Ejercicios por resolver.
#1 En el fragmento sobre la política venezolana, ¿qué compañía militar se creó el 10 de febrero de 2016?
#2 Continúa el fragmento sobre la política venezolana a partir de su última oración.

Fue así que llegados a los 90’, la sociedad venezolana pasaba por unos años de desencanto con sus políticos, en donde los fallidos golpes de Estado del 27 de febrero y noviembre del 92 no eran el único indicador de un quiebre institucional, sino aunado a ello, con la complicidad de representantes de la sociedad civil, Carlos Andrés Pérez era acusado por malversación de fondos, lo que conllevó que el Tribunal Supremo de Justicia detentara contra la democracia misma, consumando así un Harakiri institucional, pero que a diferencia de los samuráis que tras este suicidio ritual resarcían su honor, quedando garantizado la integridad de su familia, en nuestro caso el honor de la institucionalidad democrática venezolana quedo en el aire, quedando a merced de los outsiders políticos.

 

Fue así que la tarea que correspondía al siguiente gobierno de Rafael Caldera (1993-1998), restaurar los fundamentos que dieran solidez a la democracia venezolana fue una tarea que rebasó la senilidad del gobernante de turno. Y la agudización de estos vientos de incertidumbre le abrieron electoralmente las puertas al militar, Hugo Chávez Frías.

 

Chávez no solo representó a un sector social y político, sino una moral distinta, su manipulación sobre la marginalidad acentuaba la dependencia civil hacia los militares, los cuales se presentaron como agentes de cambio político y elementos modernizadores del país[6], vituperando así todo los avances de los gobiernos democráticos y civiles de años anteriores, y en ello consistió el parte aguas de la Quinta República.

 

De tal modo, la relación tóxica con los militares se agravó con Chávez, ya que la tendencia posesiva del sector militar se hizo notar, cada vez más era recurrente observar a los militares en el Estado, llegando a asumir puestos ministeriales, e incluso llegó a absorber esferas de índole económica, estableciendo para ello una institucionalidad paralela, téngase en cuenta la formación de instituciones bancarias como BANFANB y AGROFANB, y así como otro tantos sectores importantes, tal como el clon militar de PDVSA, CAMINPEG, (compañía Anónima Militar de Industrias Mineras, Petrolíferas y de Gas) creada el 10 de febrero del 2016 con autonomía propia.

 

Por lo menos con el gobierno de Chávez se acordó tácitamente con los militares mantener el uso de la violencia al mínimo, siempre y cuando no lo ameritara las circunstancias, tales como en abril del 2002. Pero tras la muerte de Chávez y con el creciente descontento hacia Nicolás Maduro, el “heredero” del trono presidencial, la excepcionalidad se hizo la regla, y los brazos represores del Estado se desplegaron ante la amenaza que involucraba la fragilidad de un gobierno que afrontaba la crisis económica más dura del país, con un precio del petróleo al mínimo hacia difícil la situación, y el descontento civil ameritaba ser acallado y controlado ante el peligro de perder el poder. De allí que la violencia se alzara con la frente en alto tras cada manifestación política,  la tortura y la aniquilación sirvió de aliciente contentivo del gobierno, quien delegó la tarea  a cuerpos de inteligencia y contrainteligencia como el Servicio Bolivariano de Inteligencia Nacional (SEBIN) o el Cuerpo de Investigaciones Científicas, Penales y Criminalísticas (CICPC), o con despliegues persecutorios como la “Operación Liberación y Protección” (OLP).

Datos proporcionados.
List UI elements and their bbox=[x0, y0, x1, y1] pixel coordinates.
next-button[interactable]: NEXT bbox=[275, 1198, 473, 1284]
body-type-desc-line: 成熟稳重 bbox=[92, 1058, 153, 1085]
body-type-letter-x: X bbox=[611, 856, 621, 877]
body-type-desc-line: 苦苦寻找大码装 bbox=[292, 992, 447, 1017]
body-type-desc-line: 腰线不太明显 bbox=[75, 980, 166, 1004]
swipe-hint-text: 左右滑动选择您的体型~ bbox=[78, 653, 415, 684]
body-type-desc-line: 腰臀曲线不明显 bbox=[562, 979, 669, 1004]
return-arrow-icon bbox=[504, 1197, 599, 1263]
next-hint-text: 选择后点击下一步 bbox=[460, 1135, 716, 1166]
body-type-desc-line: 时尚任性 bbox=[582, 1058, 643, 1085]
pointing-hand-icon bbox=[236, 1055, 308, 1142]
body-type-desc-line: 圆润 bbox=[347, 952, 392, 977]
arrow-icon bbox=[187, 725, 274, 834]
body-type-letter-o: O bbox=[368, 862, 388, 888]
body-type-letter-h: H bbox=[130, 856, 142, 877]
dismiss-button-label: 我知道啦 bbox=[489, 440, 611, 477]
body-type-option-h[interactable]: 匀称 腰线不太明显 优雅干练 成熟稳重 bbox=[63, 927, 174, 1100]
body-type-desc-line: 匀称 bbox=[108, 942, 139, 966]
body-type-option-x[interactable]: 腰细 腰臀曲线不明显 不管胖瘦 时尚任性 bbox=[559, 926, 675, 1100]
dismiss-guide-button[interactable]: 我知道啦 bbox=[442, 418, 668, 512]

Resultados por tarea.
#1 CAMINPEG, la Compañía Anónima Militar de Industrias Mineras, Petrolíferas y de Gas.

#2
 

Pero además, la crisis económica ha llevado a buscar otras alternativas de ingresos aparte de los del petróleo para alimentar la insaciable sed de la corrupción, y esas opciones se encontraron, pero con un coste moral de la institucionalidad militar que no deja de suscitar serios asuntos de reflexión en cuestión a nuestro actualidad, y por tanto a nuestro pensamiento político, por ello que habría que retomar este pensamiento utópico que realza la esperanza civil en la solución militar de la crisis.

 

Nuevamente retomemos lo que sostienen Domingo Irwing y Frederique Langue cuando dicen que: “El poder político, una vez más en la historia de Venezuela, se concentra en ningún otro sitio que en los cuarteles.”[7] Y ello denota una cuestión fundamental a reflexionar sobre nuestra paradoja política, porque asimismo aseveró Pocaterra: “Algunos suponen que de los cuarteles jamás pudo ni podrá salir la Libertad…”[8]

 

Con lo referido, daría la razón al Presidente (e) Juan Guaido al hacer un llamado al sector militar, como agentes importantes para la desestabilización y catalizadores del quiebre, y poder así poner fin el cese de la usurpación. Ahora bien, lo cuestionable de tal proceder, primero es la excesiva esperanza depositada en la utopía militar, ya que no se tomó en cuenta la fuerte politización de tal institución, además de la intensa vigilancia para mantener su control efectivo, en donde interviene la inteligencia cubana y rusa.

 

Así también, el fracaso como gestor político de Juan Guaido no solo ha conllevado al despilfarro de un importante capital político, sino que con ello ha hecho ver el alto coste material, político y moral que implica la deserción y la traición militar al régimen, en donde el apoyo al gobierno de transición no garantiza nada en el caso de una rebelión. Y por los momentos Guaido parece no acoplarse a las exigencias que supone afrontar no solo el trato con lo militares, sino afrontar la lucha contra un régimen totalitario que tiene mucho que perder y no está dispuesta a ceder, de allí que pareciera resaltar su ingenuidad política en la esperanza utópica en el factor militar.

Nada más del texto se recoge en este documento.